**WHAT NEEDS TO BE DONE**
Extract the records below word for word and ignore the images.

**EXTRACTED MATERIAL**
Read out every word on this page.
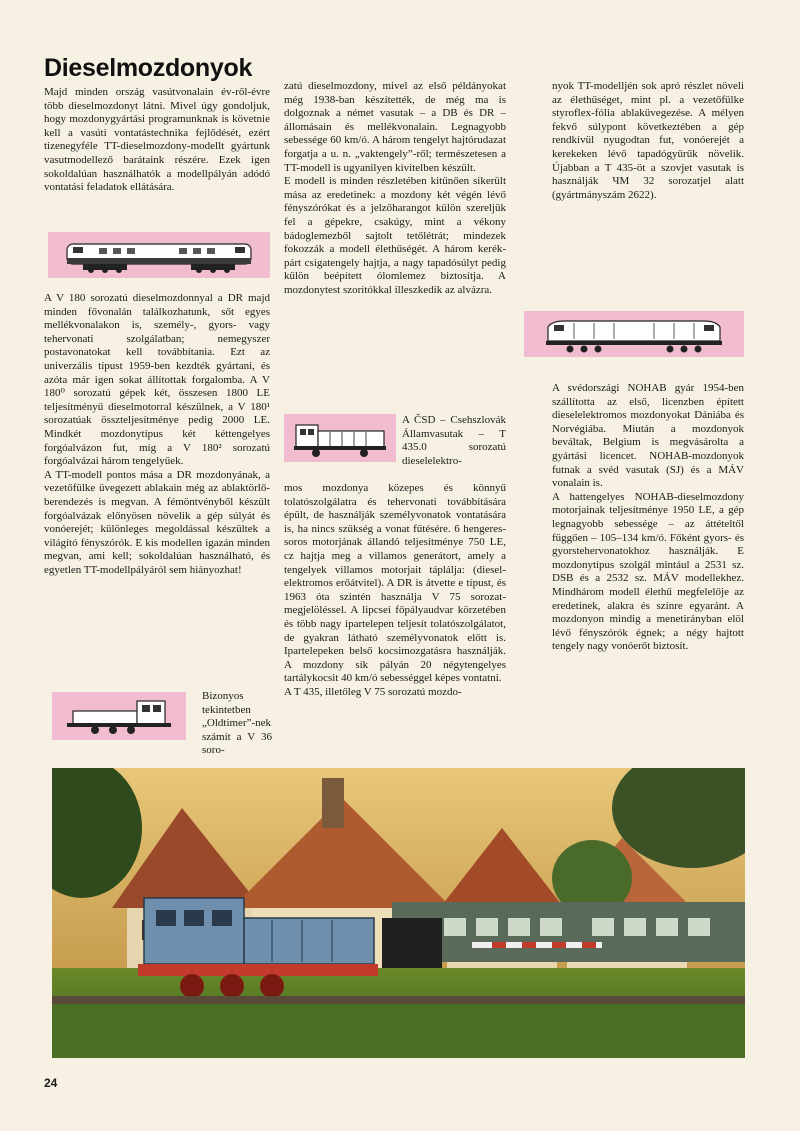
Dieselmozdonyok

Majd minden ország vasútvonalain év-ről-évre több dieselmozdonyt látni. Mivel úgy gondoljuk, hogy mozdonygyártási programunknak is követnie kell a vasúti vontatástechnika fejlődését, ezért tizenegyféle TT-dieselmozdony-modellt gyártunk vasutmodellező barátaink részére. Ezek igen sokoldalúan használhatók a modellpályán adódó vontatási feladatok ellátására.

A V 180 sorozatú dieselmozdonnyal a DR majd minden fővonalán találkozhatunk, sőt egyes mellékvonalakon is, személy-, gyors- vagy tehervonati szolgálatban; nemegyszer postavonatokat kell továbbítania. Ezt az univerzális típust 1959-ben kezdték gyártani, és azóta már igen sokat állítottak forgalomba. A V 180⁰ sorozatú gépek két, összesen 1800 LE teljesítményű dieselmotorral készülnek, a V 180¹ sorozatúak összteljesítménye pedig 2000 LE. Mindkét mozdonytípus két kéttengelyes forgóalvázon fut, míg a V 180² sorozatú forgóalvázai három tengelyűek.

A TT-modell pontos mása a DR mozdonyának, a vezetőfülke üvegezett ablakain még az ablaktörlő-berendezés is megvan. A fémöntvényből készült forgóalvázak előnyösen növelik a gép súlyát és vonóerejét; különleges megoldással készültek a világító fényszórók. E kis modellen igazán minden megvan, ami kell; sokoldalúan használható, és egyetlen TT-modellpályáról sem hiányozhat!

Bizonyos tekintetben „Oldtimer”-nek számít a V 36 soro-

zatú dieselmozdony, mivel az első példányokat még 1938-ban készítették, de még ma is dolgoznak a német vasutak – a DB és DR – állomásain és mellékvonalain. Legnagyobb sebessége 60 km/ó. A három tengelyt hajtórudazat forgatja a u. n. „vaktengely”-ről; természetesen a TT-modell is ugyanilyen kivitelben készült.

E modell is minden részletében kitűnően sikerült mása az eredetinek: a mozdony két végén lévő fényszórókat és a jelzőharangot külön szereljük fel a gépekre, csakúgy, mint a vékony bádoglemezből sajtolt tetőlétrát; mindezek fokozzák a modell élethűségét. A három kerék-párt csigatengely hajtja, a nagy tapadósúlyt pedig külön beépített ólomlemez biztosítja. A mozdonytest szorítókkal illeszkedik az alvázra.

A ČSD – Csehszlovák Államvasutak – T 435.0 sorozatú dieselelektro-

mos mozdonya közepes és könnyű tolatószolgálatra és tehervonati továbbítására épült, de használják személyvonatok vontatására is, ha nincs szükség a vonat fűtésére. 6 hengeres-soros motorjának állandó teljesítménye 750 LE, cz hajtja meg a villamos generátort, amely a tengelyek villamos motorjait táplálja: (diesel-elektromos erőátvitel). A DR is átvette e típust, és 1963 óta szintén használja V 75 sorozat-megjelöléssel. A lipcsei főpályaudvar körzetében és több nagy ipartelepen teljesít tolatószolgálatot, de gyakran látható személyvonatok előtt is. Ipartelepeken belső kocsimozgatásra használják. A mozdony sík pályán 20 négytengelyes tartálykocsit 40 km/ó sebességgel képes vontatni.

A T 435, illetőleg V 75 sorozatú mozdo-

nyok TT-modelljén sok apró részlet növeli az élethűséget, mint pl. a vezetőfülke styroflex-fólia ablaküvegezése. A mélyen fekvő súlypont következtében a gép rendkívül nyugodtan fut, vonóerejét a kerekeken lévő tapadógyűrűk növelik. Újabban a T 435-öt a szovjet vasutak is használják ЧМ 32 sorozatjel alatt (gyártmányszám 2622).

A svédországi NOHAB gyár 1954-ben szállította az első, licenzben épített dieselelektromos mozdonyokat Dániába és Norvégiába. Miután a mozdonyok beváltak, Belgium is megvásárolta a gyártási licencet. NOHAB-mozdonyok futnak a svéd vasutak (SJ) és a MÁV vonalain is.

A hattengelyes NOHAB-dieselmozdony motorjainak teljesítménye 1950 LE, a gép legnagyobb sebessége – az áttételtől függően – 105–134 km/ó. Főként gyors- és gyorstehervonatokhoz használják. E mozdonytípus szolgál mintául a 2531 sz. DSB és a 2532 sz. MÁV modellekhez. Mindhárom modell élethű megfelelője az eredetinek, alakra és színre egyaránt. A mozdonyon mindig a menetirányban elöl lévő fényszórók égnek; a négy hajtott tengely nagy vonóerőt biztosít.

24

**WRITTEN RESPONSE**
Read out every word on this page.
Dieselmozdonyok

Majd minden ország vasútvonalain év-ről-évre több dieselmozdonyt látni. Mivel úgy gondoljuk, hogy mozdonygyártási programunknak is követnie kell a vasúti vontatástechnika fejlődését, ezért tizenegyféle TT-dieselmozdony-modellt gyártunk vasutmodellező barátaink részére. Ezek igen sokoldalúan használhatók a modellpályán adódó vontatási feladatok ellátására.

A V 180 sorozatú dieselmozdonnyal a DR majd minden fővonalán találkozhatunk, sőt egyes mellékvonalakon is, személy-, gyors- vagy tehervonati szolgálatban; nemegyszer postavonatokat kell továbbítania. Ezt az univerzális típust 1959-ben kezdték gyártani, és azóta már igen sokat állítottak forgalomba. A V 180⁰ sorozatú gépek két, összesen 1800 LE teljesítményű dieselmotorral készülnek, a V 180¹ sorozatúak összteljesítménye pedig 2000 LE. Mindkét mozdonytípus két kéttengelyes forgóalvázon fut, míg a V 180² sorozatú forgóalvázai három tengelyűek.

A TT-modell pontos mása a DR mozdonyának, a vezetőfülke üvegezett ablakain még az ablaktörlő-berendezés is megvan. A fémöntvényből készült forgóalvázak előnyösen növelik a gép súlyát és vonóerejét; különleges megoldással készültek a világító fényszórók. E kis modellen igazán minden megvan, ami kell; sokoldalúan használható, és egyetlen TT-modellpályáról sem hiányozhat!

Bizonyos tekintetben „Oldtimer”-nek számít a V 36 soro-

zatú dieselmozdony, mivel az első példányokat még 1938-ban készítették, de még ma is dolgoznak a német vasutak – a DB és DR – állomásain és mellékvonalain. Legnagyobb sebessége 60 km/ó. A három tengelyt hajtórudazat forgatja a u. n. „vaktengely”-ről; természetesen a TT-modell is ugyanilyen kivitelben készült.

E modell is minden részletében kitűnően sikerült mása az eredetinek: a mozdony két végén lévő fényszórókat és a jelzőharangot külön szereljük fel a gépekre, csakúgy, mint a vékony bádoglemezből sajtolt tetőlétrát; mindezek fokozzák a modell élethűségét. A három kerék-párt csigatengely hajtja, a nagy tapadósúlyt pedig külön beépített ólomlemez biztosítja. A mozdonytest szorítókkal illeszkedik az alvázra.

A ČSD – Csehszlovák Államvasutak – T 435.0 sorozatú dieselelektro-

mos mozdonya közepes és könnyű tolatószolgálatra és tehervonati továbbítására épült, de használják személyvonatok vontatására is, ha nincs szükség a vonat fűtésére. 6 hengeres-soros motorjának állandó teljesítménye 750 LE, cz hajtja meg a villamos generátort, amely a tengelyek villamos motorjait táplálja: (diesel-elektromos erőátvitel). A DR is átvette e típust, és 1963 óta szintén használja V 75 sorozat-megjelöléssel. A lipcsei főpályaudvar körzetében és több nagy ipartelepen teljesít tolatószolgálatot, de gyakran látható személyvonatok előtt is. Ipartelepeken belső kocsimozgatásra használják. A mozdony sík pályán 20 négytengelyes tartálykocsit 40 km/ó sebességgel képes vontatni.

A T 435, illetőleg V 75 sorozatú mozdo-

nyok TT-modelljén sok apró részlet növeli az élethűséget, mint pl. a vezetőfülke styroflex-fólia ablaküvegezése. A mélyen fekvő súlypont következtében a gép rendkívül nyugodtan fut, vonóerejét a kerekeken lévő tapadógyűrűk növelik. Újabban a T 435-öt a szovjet vasutak is használják ЧМ 32 sorozatjel alatt (gyártmányszám 2622).

A svédországi NOHAB gyár 1954-ben szállította az első, licenzben épített dieselelektromos mozdonyokat Dániába és Norvégiába. Miután a mozdonyok beváltak, Belgium is megvásárolta a gyártási licencet. NOHAB-mozdonyok futnak a svéd vasutak (SJ) és a MÁV vonalain is.

A hattengelyes NOHAB-dieselmozdony motorjainak teljesítménye 1950 LE, a gép legnagyobb sebessége – az áttételtől függően – 105–134 km/ó. Főként gyors- és gyorstehervonatokhoz használják. E mozdonytípus szolgál mintául a 2531 sz. DSB és a 2532 sz. MÁV modellekhez. Mindhárom modell élethű megfelelője az eredetinek, alakra és színre egyaránt. A mozdonyon mindig a menetirányban elöl lévő fényszórók égnek; a négy hajtott tengely nagy vonóerőt biztosít.

24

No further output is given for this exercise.